### BRIEF
In the listing below, count the lines containing the string "must" and state only the number.

[Data items]

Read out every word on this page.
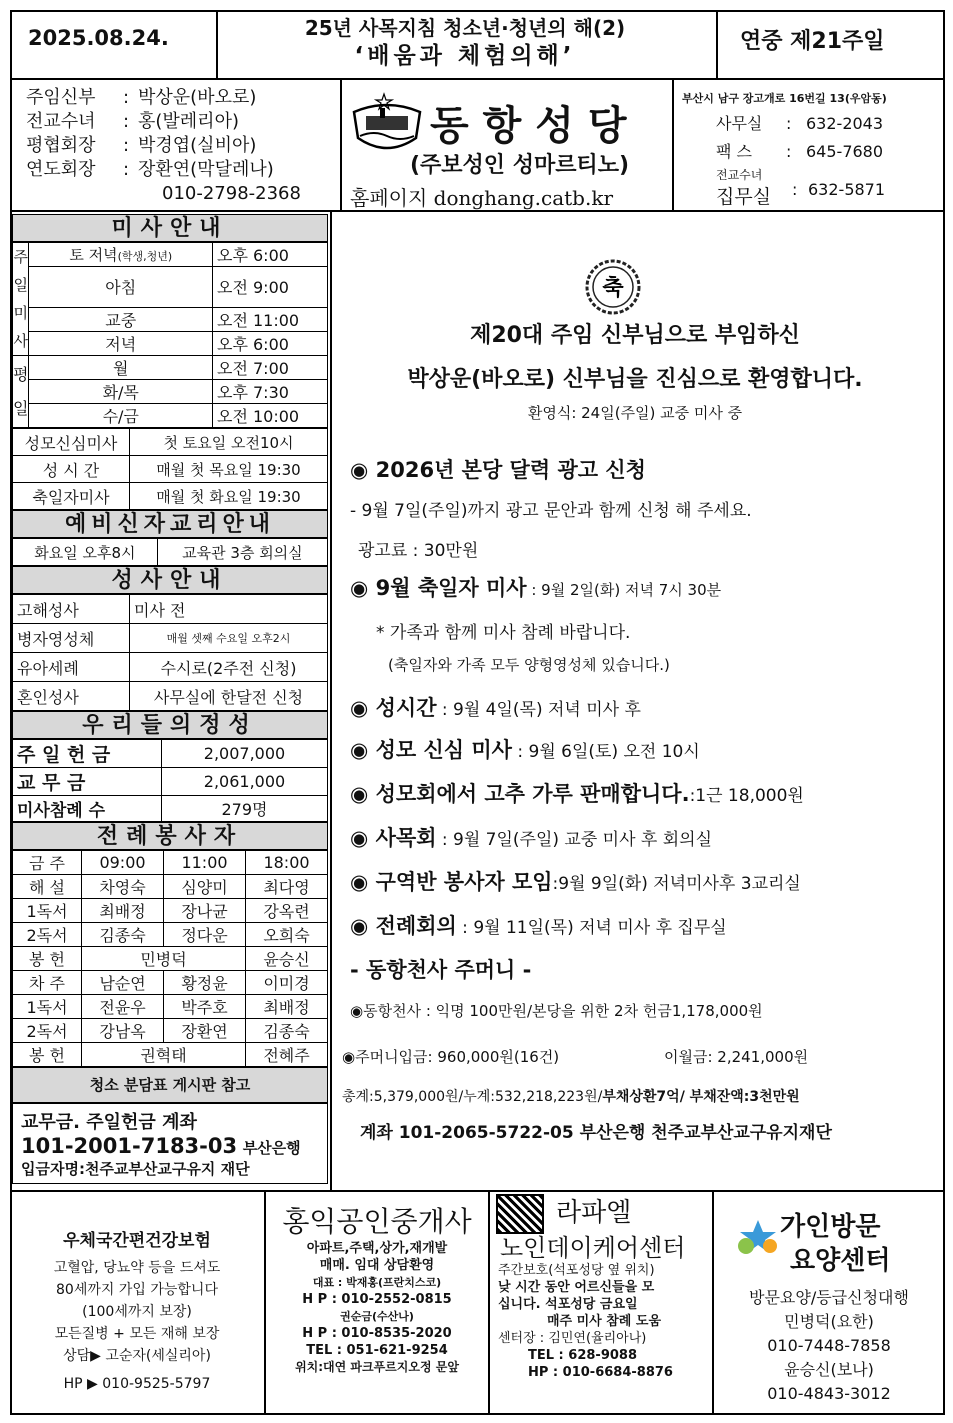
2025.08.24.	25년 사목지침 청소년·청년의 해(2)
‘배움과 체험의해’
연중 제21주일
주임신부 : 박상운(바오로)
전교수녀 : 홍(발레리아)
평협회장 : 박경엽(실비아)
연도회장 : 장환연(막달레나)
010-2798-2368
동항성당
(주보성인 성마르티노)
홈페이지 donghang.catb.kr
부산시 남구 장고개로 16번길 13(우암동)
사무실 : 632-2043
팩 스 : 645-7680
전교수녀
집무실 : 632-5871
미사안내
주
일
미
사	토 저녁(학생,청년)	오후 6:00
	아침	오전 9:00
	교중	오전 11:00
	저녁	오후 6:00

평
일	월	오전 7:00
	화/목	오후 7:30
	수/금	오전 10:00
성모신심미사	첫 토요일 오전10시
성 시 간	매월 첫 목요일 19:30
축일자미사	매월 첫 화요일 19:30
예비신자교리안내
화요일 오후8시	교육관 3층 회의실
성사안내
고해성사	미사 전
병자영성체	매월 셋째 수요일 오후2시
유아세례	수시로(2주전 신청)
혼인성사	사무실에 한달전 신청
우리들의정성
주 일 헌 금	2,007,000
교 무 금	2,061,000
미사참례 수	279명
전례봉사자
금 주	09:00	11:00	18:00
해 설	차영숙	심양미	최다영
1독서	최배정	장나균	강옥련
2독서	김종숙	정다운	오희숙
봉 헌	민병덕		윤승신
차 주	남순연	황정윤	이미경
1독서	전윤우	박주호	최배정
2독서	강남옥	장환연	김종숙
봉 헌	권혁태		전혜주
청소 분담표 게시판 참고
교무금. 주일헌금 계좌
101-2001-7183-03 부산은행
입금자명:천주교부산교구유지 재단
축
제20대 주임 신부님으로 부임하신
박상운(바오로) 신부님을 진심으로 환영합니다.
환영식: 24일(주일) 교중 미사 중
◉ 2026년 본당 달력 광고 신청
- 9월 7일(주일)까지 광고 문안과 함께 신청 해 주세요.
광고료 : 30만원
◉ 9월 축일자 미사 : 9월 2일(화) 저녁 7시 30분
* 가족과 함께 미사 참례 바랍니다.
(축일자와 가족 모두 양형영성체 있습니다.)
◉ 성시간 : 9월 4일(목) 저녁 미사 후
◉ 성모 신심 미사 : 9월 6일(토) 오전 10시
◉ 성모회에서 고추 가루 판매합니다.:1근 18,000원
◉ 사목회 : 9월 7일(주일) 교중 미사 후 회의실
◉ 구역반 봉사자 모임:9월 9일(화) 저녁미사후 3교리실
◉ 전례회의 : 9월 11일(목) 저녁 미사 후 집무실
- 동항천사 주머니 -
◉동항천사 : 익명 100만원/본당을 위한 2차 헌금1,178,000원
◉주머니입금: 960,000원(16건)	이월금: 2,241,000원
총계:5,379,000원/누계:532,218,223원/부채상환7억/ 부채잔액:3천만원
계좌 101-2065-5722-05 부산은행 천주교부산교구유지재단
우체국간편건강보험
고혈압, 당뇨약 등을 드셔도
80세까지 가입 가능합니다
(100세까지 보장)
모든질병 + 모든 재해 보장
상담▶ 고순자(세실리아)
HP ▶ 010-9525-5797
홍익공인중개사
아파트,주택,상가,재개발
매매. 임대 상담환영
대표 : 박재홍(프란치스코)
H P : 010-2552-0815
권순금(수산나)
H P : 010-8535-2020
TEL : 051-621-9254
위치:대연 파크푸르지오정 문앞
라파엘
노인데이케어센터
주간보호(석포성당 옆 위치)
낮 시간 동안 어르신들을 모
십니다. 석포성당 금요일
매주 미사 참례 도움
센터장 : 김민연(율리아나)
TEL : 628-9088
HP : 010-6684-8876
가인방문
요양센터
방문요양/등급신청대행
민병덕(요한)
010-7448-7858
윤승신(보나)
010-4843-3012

---

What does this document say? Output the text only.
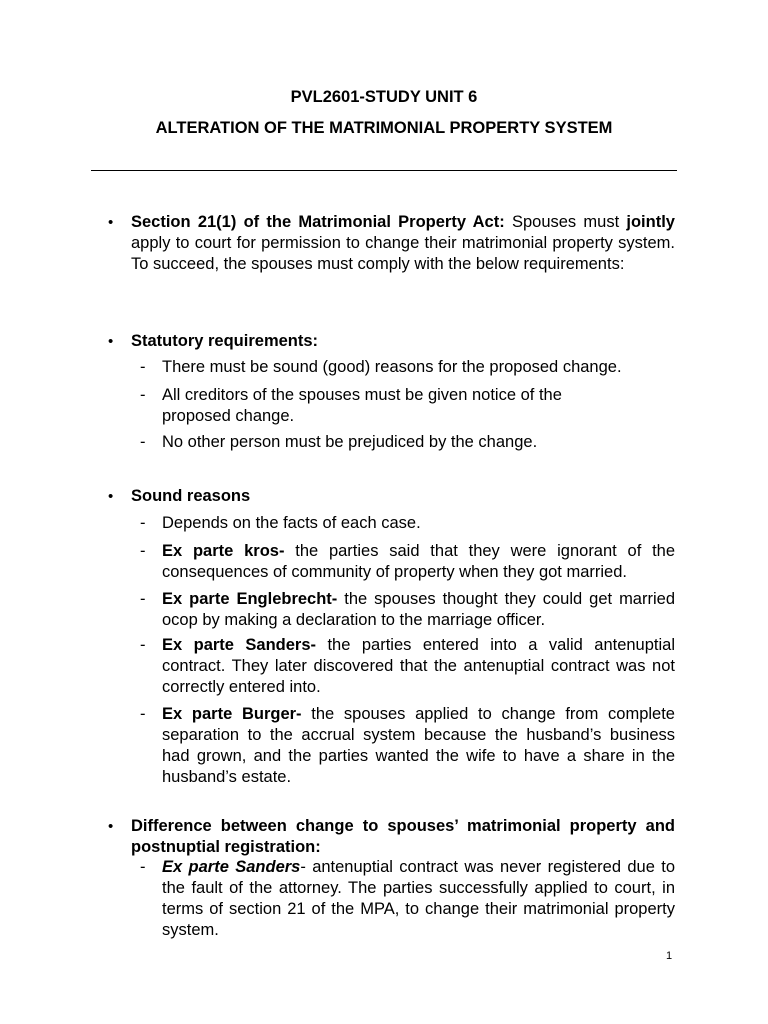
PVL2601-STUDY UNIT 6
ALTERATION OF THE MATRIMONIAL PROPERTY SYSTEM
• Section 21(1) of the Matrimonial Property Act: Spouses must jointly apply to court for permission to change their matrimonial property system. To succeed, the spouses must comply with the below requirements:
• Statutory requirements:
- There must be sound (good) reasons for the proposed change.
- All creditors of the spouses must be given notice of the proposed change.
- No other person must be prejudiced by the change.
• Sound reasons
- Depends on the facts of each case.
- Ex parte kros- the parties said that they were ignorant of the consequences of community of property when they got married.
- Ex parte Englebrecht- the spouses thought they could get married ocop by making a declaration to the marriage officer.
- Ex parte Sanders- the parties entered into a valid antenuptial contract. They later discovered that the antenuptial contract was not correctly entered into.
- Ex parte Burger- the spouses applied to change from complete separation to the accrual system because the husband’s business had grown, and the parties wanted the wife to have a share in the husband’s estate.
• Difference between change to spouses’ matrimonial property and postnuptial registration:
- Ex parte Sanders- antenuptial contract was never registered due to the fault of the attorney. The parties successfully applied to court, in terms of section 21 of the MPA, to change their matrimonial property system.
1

### WRITTEN ANSWER
4